-- start EXCERPTED RECORDS --

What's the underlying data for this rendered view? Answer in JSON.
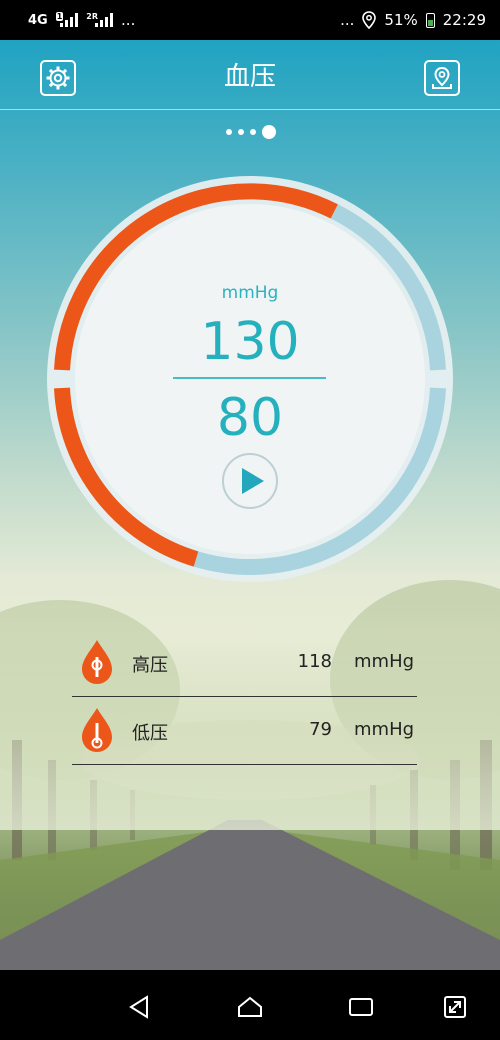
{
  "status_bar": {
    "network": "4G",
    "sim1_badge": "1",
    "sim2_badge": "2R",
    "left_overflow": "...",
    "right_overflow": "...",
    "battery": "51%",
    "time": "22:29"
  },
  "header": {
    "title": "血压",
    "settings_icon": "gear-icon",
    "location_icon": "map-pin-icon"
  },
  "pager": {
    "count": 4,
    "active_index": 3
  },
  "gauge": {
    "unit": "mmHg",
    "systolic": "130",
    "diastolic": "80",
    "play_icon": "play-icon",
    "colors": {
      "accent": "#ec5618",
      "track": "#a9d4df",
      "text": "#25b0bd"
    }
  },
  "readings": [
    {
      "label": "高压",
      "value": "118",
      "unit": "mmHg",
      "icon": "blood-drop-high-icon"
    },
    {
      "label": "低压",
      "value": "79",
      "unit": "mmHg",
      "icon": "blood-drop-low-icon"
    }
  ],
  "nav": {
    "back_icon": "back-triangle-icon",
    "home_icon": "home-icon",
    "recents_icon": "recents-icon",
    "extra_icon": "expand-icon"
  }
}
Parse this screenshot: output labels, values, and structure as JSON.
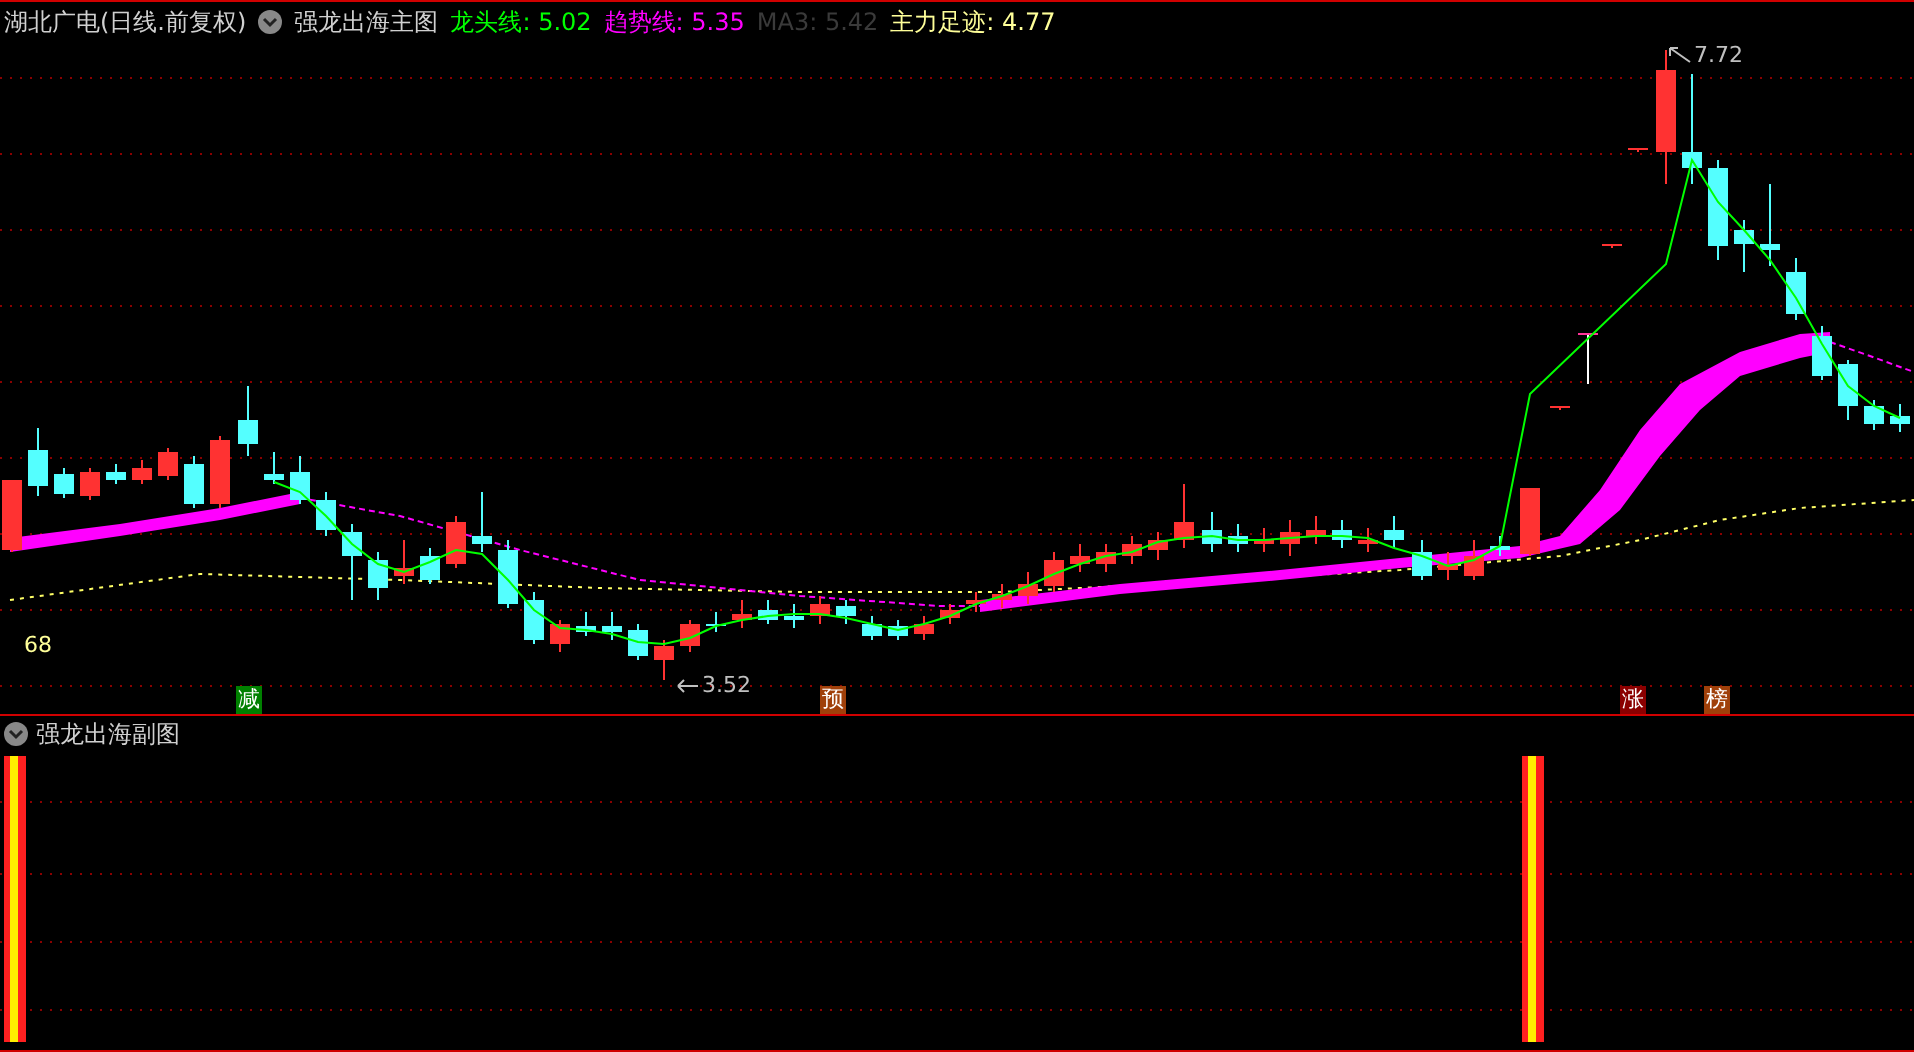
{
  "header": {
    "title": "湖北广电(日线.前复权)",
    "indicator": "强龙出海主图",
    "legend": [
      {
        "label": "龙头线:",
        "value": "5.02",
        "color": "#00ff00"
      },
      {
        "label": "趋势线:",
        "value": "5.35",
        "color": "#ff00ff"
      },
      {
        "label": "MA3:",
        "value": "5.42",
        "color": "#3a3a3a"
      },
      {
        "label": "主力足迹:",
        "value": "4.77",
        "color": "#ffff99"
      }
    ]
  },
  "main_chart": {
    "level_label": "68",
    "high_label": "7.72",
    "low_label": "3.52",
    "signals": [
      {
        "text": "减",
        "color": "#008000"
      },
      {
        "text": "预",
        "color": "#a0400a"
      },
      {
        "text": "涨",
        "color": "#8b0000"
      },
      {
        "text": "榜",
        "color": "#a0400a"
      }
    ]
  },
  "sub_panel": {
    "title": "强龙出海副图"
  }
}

-- end EXCERPTED RECORDS --

Copy each line of the entries that includes the word "text".

* _FINISHED ANSWER_:
      "text": "#25b0bd"
        "text": "减",
        "text": "预",
        "text": "涨",
        "text": "榜",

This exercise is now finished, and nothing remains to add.